++++ EXERCISE MATERIAL ++++

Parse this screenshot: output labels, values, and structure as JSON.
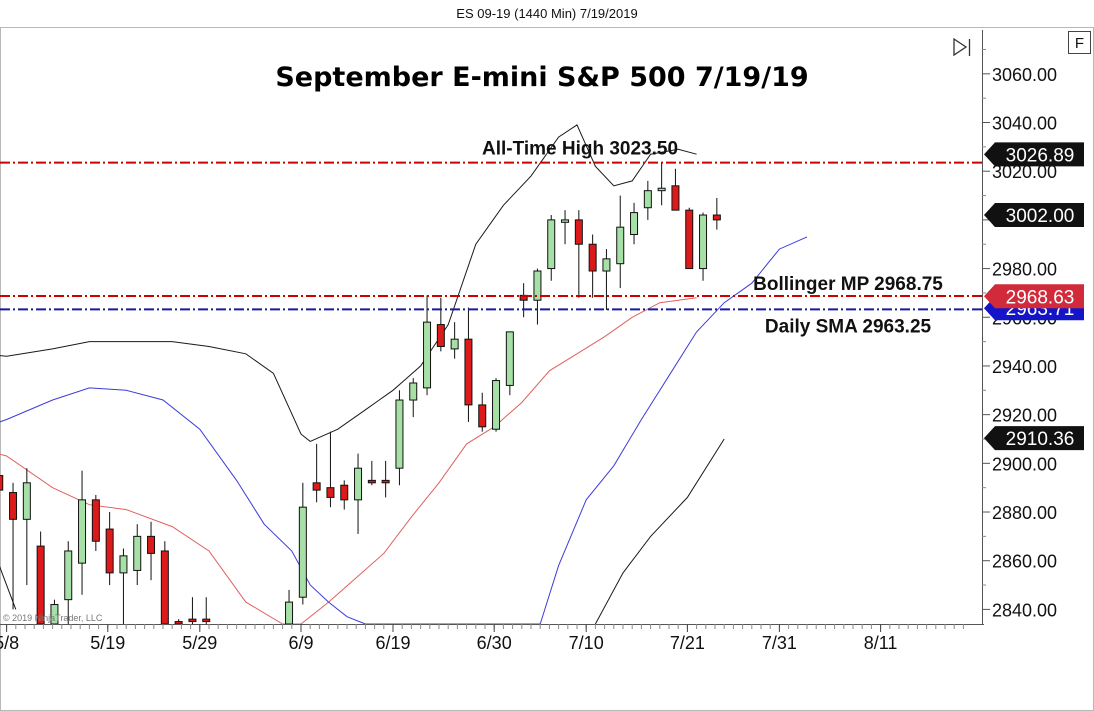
{
  "window": {
    "title": "ES 09-19 (1440 Min)  7/19/2019",
    "f_button": "F",
    "copyright": "© 2019 NinjaTrader, LLC"
  },
  "colors": {
    "up_candle": "#a6e0a6",
    "down_candle": "#dd1a1a",
    "bb_outer": "#1a1a1a",
    "bb_mid": "#e06060",
    "sma": "#3c3cd8",
    "ath_line": "#cc0000",
    "bollinger_line": "#cc0000",
    "sma_line": "#1a1aa0",
    "badge_dark": "#111111",
    "badge_red": "#d12a3a",
    "badge_blue": "#1414c8"
  },
  "chart_data": {
    "type": "candlestick",
    "title": "September E-mini S&P 500 7/19/19",
    "ylim": [
      2834,
      3078
    ],
    "y_ticks": [
      "2840.00",
      "2860.00",
      "2880.00",
      "2900.00",
      "2920.00",
      "2940.00",
      "2960.00",
      "2980.00",
      "3000.00",
      "3020.00",
      "3040.00",
      "3060.00"
    ],
    "x_ticks": [
      {
        "label": "5/8",
        "day": 8
      },
      {
        "label": "5/19",
        "day": 19
      },
      {
        "label": "5/29",
        "day": 29
      },
      {
        "label": "6/9",
        "day": 40
      },
      {
        "label": "6/19",
        "day": 50
      },
      {
        "label": "6/30",
        "day": 61
      },
      {
        "label": "7/10",
        "day": 71
      },
      {
        "label": "7/21",
        "day": 82
      },
      {
        "label": "7/31",
        "day": 92
      },
      {
        "label": "8/11",
        "day": 103
      }
    ],
    "candles": [
      {
        "day": 7.2,
        "o": 2895,
        "h": 2900,
        "l": 2880,
        "c": 2889
      },
      {
        "day": 8.7,
        "o": 2888,
        "h": 2892,
        "l": 2840,
        "c": 2877
      },
      {
        "day": 10.2,
        "o": 2877,
        "h": 2898,
        "l": 2850,
        "c": 2892
      },
      {
        "day": 11.7,
        "o": 2866,
        "h": 2872,
        "l": 2834,
        "c": 2834
      },
      {
        "day": 13.2,
        "o": 2834,
        "h": 2844,
        "l": 2834,
        "c": 2842
      },
      {
        "day": 14.7,
        "o": 2844,
        "h": 2868,
        "l": 2834,
        "c": 2864
      },
      {
        "day": 16.2,
        "o": 2859,
        "h": 2897,
        "l": 2846,
        "c": 2885
      },
      {
        "day": 17.7,
        "o": 2885,
        "h": 2887,
        "l": 2864,
        "c": 2868
      },
      {
        "day": 19.2,
        "o": 2873,
        "h": 2880,
        "l": 2850,
        "c": 2855
      },
      {
        "day": 20.7,
        "o": 2855,
        "h": 2865,
        "l": 2834,
        "c": 2862
      },
      {
        "day": 22.2,
        "o": 2856,
        "h": 2875,
        "l": 2850,
        "c": 2870
      },
      {
        "day": 23.7,
        "o": 2870,
        "h": 2876,
        "l": 2852,
        "c": 2863
      },
      {
        "day": 25.2,
        "o": 2864,
        "h": 2868,
        "l": 2834,
        "c": 2834
      },
      {
        "day": 26.7,
        "o": 2835,
        "h": 2836,
        "l": 2834,
        "c": 2834
      },
      {
        "day": 28.2,
        "o": 2836,
        "h": 2845,
        "l": 2834,
        "c": 2835
      },
      {
        "day": 29.7,
        "o": 2836,
        "h": 2845,
        "l": 2834,
        "c": 2835
      },
      {
        "day": 38.7,
        "o": 2834,
        "h": 2848,
        "l": 2834,
        "c": 2843
      },
      {
        "day": 40.2,
        "o": 2845,
        "h": 2892,
        "l": 2842,
        "c": 2882
      },
      {
        "day": 41.7,
        "o": 2892,
        "h": 2908,
        "l": 2884,
        "c": 2889
      },
      {
        "day": 43.2,
        "o": 2890,
        "h": 2913,
        "l": 2882,
        "c": 2886
      },
      {
        "day": 44.7,
        "o": 2891,
        "h": 2893,
        "l": 2881,
        "c": 2885
      },
      {
        "day": 46.2,
        "o": 2885,
        "h": 2904,
        "l": 2871,
        "c": 2898
      },
      {
        "day": 47.7,
        "o": 2893,
        "h": 2901,
        "l": 2891,
        "c": 2892
      },
      {
        "day": 49.2,
        "o": 2893,
        "h": 2901,
        "l": 2886,
        "c": 2892
      },
      {
        "day": 50.7,
        "o": 2898,
        "h": 2930,
        "l": 2891,
        "c": 2926
      },
      {
        "day": 52.2,
        "o": 2926,
        "h": 2935,
        "l": 2919,
        "c": 2933
      },
      {
        "day": 53.7,
        "o": 2931,
        "h": 2969,
        "l": 2928,
        "c": 2958
      },
      {
        "day": 55.2,
        "o": 2957,
        "h": 2968,
        "l": 2946,
        "c": 2948
      },
      {
        "day": 56.7,
        "o": 2947,
        "h": 2958,
        "l": 2943,
        "c": 2951
      },
      {
        "day": 58.2,
        "o": 2951,
        "h": 2964,
        "l": 2917,
        "c": 2924
      },
      {
        "day": 59.7,
        "o": 2924,
        "h": 2929,
        "l": 2913,
        "c": 2915
      },
      {
        "day": 61.2,
        "o": 2914,
        "h": 2935,
        "l": 2913,
        "c": 2934
      },
      {
        "day": 62.7,
        "o": 2932,
        "h": 2954,
        "l": 2928,
        "c": 2954
      },
      {
        "day": 64.2,
        "o": 2969,
        "h": 2974,
        "l": 2960,
        "c": 2967
      },
      {
        "day": 65.7,
        "o": 2967,
        "h": 2980,
        "l": 2957,
        "c": 2979
      },
      {
        "day": 67.2,
        "o": 2980,
        "h": 3002,
        "l": 2975,
        "c": 3000
      },
      {
        "day": 68.7,
        "o": 2999,
        "h": 3004,
        "l": 2990,
        "c": 3000
      },
      {
        "day": 70.2,
        "o": 3000,
        "h": 3004,
        "l": 2968,
        "c": 2990
      },
      {
        "day": 71.7,
        "o": 2990,
        "h": 2994,
        "l": 2968,
        "c": 2979
      },
      {
        "day": 73.2,
        "o": 2979,
        "h": 2988,
        "l": 2963,
        "c": 2984
      },
      {
        "day": 74.7,
        "o": 2982,
        "h": 3010,
        "l": 2972,
        "c": 2997
      },
      {
        "day": 76.2,
        "o": 2994,
        "h": 3007,
        "l": 2990,
        "c": 3003
      },
      {
        "day": 77.7,
        "o": 3005,
        "h": 3016,
        "l": 3000,
        "c": 3012
      },
      {
        "day": 79.2,
        "o": 3012,
        "h": 3023.5,
        "l": 3006,
        "c": 3013
      },
      {
        "day": 80.7,
        "o": 3014,
        "h": 3021,
        "l": 3004,
        "c": 3004
      },
      {
        "day": 82.2,
        "o": 3004,
        "h": 3005,
        "l": 2980,
        "c": 2980
      },
      {
        "day": 83.7,
        "o": 2980,
        "h": 3003,
        "l": 2975,
        "c": 3002
      },
      {
        "day": 85.2,
        "o": 3002,
        "h": 3009,
        "l": 2996,
        "c": 3000
      }
    ],
    "bollinger_upper": [
      [
        5,
        2945
      ],
      [
        8,
        2944
      ],
      [
        13,
        2947
      ],
      [
        17,
        2950
      ],
      [
        21,
        2950
      ],
      [
        26,
        2950
      ],
      [
        30,
        2948
      ],
      [
        34,
        2945
      ],
      [
        37,
        2937
      ],
      [
        40,
        2912
      ],
      [
        41,
        2909
      ],
      [
        44,
        2914
      ],
      [
        47,
        2922
      ],
      [
        50,
        2930
      ],
      [
        53,
        2940
      ],
      [
        56,
        2957
      ],
      [
        59,
        2990
      ],
      [
        62,
        3006
      ],
      [
        65,
        3018
      ],
      [
        68,
        3034
      ],
      [
        70,
        3039
      ],
      [
        72,
        3022
      ],
      [
        74,
        3014
      ],
      [
        76,
        3016
      ],
      [
        78,
        3027
      ],
      [
        81,
        3029
      ],
      [
        83,
        3027
      ]
    ],
    "bollinger_mid": [
      [
        5,
        2906
      ],
      [
        8,
        2903
      ],
      [
        13,
        2890
      ],
      [
        17,
        2883
      ],
      [
        21,
        2881
      ],
      [
        26,
        2874
      ],
      [
        30,
        2864
      ],
      [
        34,
        2843
      ],
      [
        38,
        2834
      ],
      [
        40,
        2834
      ],
      [
        43,
        2843
      ],
      [
        46,
        2853
      ],
      [
        49,
        2863
      ],
      [
        52,
        2878
      ],
      [
        55,
        2892
      ],
      [
        58,
        2908
      ],
      [
        61,
        2915
      ],
      [
        64,
        2925
      ],
      [
        67,
        2938
      ],
      [
        70,
        2945
      ],
      [
        73,
        2952
      ],
      [
        76,
        2960
      ],
      [
        79,
        2966
      ],
      [
        83,
        2968
      ]
    ],
    "bollinger_lower": [
      [
        5,
        2869
      ],
      [
        7,
        2860
      ],
      [
        9,
        2840
      ]
    ],
    "sma": [
      [
        5,
        2914
      ],
      [
        8,
        2918
      ],
      [
        13,
        2926
      ],
      [
        17,
        2931
      ],
      [
        21,
        2930
      ],
      [
        25,
        2926
      ],
      [
        29,
        2914
      ],
      [
        33,
        2893
      ],
      [
        36,
        2875
      ],
      [
        39,
        2864
      ],
      [
        41,
        2850
      ],
      [
        43,
        2843
      ],
      [
        45,
        2837
      ],
      [
        47,
        2834
      ],
      [
        66,
        2834
      ],
      [
        68,
        2858
      ],
      [
        71,
        2885
      ],
      [
        74,
        2899
      ],
      [
        77,
        2918
      ],
      [
        80,
        2936
      ],
      [
        83,
        2954
      ],
      [
        86,
        2966
      ],
      [
        89,
        2974
      ],
      [
        92,
        2988
      ],
      [
        95,
        2993
      ]
    ],
    "sma_tail": [
      [
        72,
        2834
      ],
      [
        75,
        2855
      ],
      [
        78,
        2870
      ],
      [
        82,
        2886
      ],
      [
        86,
        2910
      ]
    ],
    "levels": [
      {
        "name": "ath",
        "value": 3023.5,
        "label": "All-Time High 3023.50",
        "badge": "3026.89",
        "badge_value": 3026.89
      },
      {
        "name": "bollinger",
        "value": 2968.75,
        "label": "Bollinger MP 2968.75",
        "badge": "2968.63",
        "badge_value": 2968.63
      },
      {
        "name": "sma",
        "value": 2963.25,
        "label": "Daily SMA 2963.25",
        "badge": "2963.71",
        "badge_value": 2963.71
      }
    ],
    "extra_badges": [
      {
        "name": "last-price",
        "text": "3002.00",
        "value": 3002.0
      },
      {
        "name": "lower-band",
        "text": "2910.36",
        "value": 2910.36
      }
    ]
  }
}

++++

:: STATED PROBLEM ::
Say how many lines in the records above hold "name", and give no other text.

:: SOLUTION FOR THIS PROBLEM ::
5